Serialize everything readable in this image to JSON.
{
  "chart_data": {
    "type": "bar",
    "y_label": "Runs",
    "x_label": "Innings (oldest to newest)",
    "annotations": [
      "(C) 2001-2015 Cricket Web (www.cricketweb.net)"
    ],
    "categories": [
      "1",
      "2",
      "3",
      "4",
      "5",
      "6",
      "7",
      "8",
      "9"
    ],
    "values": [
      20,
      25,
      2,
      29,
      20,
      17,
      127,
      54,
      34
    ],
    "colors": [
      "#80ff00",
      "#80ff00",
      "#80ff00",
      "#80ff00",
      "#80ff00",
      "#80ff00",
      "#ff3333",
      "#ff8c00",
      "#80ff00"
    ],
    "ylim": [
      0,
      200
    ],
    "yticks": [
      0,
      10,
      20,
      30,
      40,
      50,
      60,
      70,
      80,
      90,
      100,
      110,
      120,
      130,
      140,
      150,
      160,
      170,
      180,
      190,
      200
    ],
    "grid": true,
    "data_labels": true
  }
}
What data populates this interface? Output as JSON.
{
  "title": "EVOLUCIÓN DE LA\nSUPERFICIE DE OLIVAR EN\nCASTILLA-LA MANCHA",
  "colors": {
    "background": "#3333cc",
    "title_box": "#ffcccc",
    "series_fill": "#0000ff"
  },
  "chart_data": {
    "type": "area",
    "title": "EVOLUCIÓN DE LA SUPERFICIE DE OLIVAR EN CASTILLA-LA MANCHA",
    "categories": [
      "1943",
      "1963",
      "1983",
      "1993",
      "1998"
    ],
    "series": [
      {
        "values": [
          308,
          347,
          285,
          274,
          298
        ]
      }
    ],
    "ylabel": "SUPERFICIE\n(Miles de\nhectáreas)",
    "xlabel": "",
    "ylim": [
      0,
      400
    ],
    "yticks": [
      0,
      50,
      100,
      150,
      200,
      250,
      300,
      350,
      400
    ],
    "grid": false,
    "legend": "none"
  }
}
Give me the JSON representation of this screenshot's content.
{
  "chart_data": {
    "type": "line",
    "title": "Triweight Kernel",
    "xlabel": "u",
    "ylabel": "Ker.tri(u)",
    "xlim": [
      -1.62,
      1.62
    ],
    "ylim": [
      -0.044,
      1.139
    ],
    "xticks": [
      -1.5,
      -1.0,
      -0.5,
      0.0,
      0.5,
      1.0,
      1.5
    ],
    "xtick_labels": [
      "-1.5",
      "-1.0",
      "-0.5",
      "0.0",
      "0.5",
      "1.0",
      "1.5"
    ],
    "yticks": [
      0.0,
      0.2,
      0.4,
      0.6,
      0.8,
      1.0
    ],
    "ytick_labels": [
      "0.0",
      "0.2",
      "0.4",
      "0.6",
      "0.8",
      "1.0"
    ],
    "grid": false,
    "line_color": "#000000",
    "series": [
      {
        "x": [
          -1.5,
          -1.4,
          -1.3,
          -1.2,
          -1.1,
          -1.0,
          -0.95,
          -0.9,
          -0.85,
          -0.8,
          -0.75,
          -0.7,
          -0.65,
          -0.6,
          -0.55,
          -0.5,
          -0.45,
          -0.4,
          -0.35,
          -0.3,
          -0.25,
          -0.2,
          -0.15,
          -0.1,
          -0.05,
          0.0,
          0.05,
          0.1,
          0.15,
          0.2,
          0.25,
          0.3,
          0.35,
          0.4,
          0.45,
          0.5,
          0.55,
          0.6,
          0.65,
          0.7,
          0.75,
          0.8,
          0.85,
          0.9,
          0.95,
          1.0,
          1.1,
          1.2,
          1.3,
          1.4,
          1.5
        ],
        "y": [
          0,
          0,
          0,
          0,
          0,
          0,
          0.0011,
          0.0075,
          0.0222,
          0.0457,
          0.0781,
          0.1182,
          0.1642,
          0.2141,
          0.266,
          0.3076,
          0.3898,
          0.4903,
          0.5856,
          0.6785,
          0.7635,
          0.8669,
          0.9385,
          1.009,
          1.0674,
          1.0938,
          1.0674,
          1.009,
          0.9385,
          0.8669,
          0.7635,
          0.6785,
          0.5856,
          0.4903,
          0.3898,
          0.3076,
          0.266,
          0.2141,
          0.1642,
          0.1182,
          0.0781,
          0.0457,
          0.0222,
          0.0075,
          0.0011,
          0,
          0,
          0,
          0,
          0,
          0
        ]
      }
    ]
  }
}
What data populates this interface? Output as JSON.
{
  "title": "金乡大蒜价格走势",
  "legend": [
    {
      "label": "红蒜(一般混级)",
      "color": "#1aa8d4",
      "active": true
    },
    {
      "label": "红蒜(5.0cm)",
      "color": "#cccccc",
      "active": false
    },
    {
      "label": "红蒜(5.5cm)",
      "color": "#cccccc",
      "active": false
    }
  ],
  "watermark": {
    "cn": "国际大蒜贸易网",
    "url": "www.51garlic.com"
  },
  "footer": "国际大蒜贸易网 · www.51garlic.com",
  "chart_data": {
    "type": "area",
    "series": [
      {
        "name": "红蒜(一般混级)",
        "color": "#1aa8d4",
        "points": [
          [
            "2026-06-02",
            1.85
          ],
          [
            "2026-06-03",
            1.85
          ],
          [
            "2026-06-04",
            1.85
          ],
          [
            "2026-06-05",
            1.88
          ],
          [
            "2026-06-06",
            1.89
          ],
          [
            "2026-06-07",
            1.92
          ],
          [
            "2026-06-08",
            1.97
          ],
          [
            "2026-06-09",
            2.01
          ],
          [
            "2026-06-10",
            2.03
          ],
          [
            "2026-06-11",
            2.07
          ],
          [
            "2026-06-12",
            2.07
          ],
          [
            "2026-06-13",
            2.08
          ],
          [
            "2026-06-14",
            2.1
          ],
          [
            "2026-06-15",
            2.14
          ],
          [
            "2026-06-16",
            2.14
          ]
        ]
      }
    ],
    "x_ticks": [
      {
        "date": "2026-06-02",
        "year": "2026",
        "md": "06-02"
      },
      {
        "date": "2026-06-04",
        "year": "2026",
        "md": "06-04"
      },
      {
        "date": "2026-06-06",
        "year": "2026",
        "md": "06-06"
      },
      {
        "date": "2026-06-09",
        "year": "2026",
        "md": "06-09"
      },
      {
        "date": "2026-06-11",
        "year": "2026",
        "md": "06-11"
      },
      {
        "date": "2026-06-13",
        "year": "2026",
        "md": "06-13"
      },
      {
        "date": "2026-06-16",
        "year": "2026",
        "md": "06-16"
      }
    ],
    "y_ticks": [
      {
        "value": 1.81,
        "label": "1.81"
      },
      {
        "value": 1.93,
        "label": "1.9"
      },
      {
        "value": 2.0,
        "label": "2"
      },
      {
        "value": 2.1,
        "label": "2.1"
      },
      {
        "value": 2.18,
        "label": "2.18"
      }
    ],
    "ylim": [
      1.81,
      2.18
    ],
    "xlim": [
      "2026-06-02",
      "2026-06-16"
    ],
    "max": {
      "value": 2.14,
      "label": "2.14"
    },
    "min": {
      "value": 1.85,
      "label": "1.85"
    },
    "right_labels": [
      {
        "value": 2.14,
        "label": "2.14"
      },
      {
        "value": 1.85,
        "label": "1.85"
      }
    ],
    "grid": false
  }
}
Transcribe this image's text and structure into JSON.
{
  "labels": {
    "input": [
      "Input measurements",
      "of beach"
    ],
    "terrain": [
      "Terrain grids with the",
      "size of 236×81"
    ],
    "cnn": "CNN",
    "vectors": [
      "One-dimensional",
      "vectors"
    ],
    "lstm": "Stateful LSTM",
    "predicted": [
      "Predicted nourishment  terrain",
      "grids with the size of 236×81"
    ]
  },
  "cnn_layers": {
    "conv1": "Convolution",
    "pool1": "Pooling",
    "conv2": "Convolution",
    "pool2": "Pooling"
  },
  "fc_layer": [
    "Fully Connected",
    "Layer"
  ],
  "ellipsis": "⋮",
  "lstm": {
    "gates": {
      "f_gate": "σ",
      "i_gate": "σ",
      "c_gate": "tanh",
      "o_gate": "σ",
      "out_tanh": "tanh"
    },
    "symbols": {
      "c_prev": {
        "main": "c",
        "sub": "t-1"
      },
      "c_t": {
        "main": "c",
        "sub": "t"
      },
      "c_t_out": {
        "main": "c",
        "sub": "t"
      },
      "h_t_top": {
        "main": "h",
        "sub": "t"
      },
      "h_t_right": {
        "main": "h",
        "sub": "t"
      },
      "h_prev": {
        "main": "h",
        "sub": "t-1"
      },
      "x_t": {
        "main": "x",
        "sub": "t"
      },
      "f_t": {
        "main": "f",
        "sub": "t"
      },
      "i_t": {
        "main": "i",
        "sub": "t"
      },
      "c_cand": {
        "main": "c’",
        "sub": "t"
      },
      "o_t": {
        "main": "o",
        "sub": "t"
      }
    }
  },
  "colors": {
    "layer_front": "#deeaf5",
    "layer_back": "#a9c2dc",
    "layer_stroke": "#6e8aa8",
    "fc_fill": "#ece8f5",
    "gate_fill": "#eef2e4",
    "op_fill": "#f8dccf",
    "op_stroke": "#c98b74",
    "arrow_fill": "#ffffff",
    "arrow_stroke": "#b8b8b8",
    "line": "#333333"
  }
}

THE EXERCISE:
State the count of lines holding the string "type" in the listing above, and nothing else.

RESULT BELOW:
4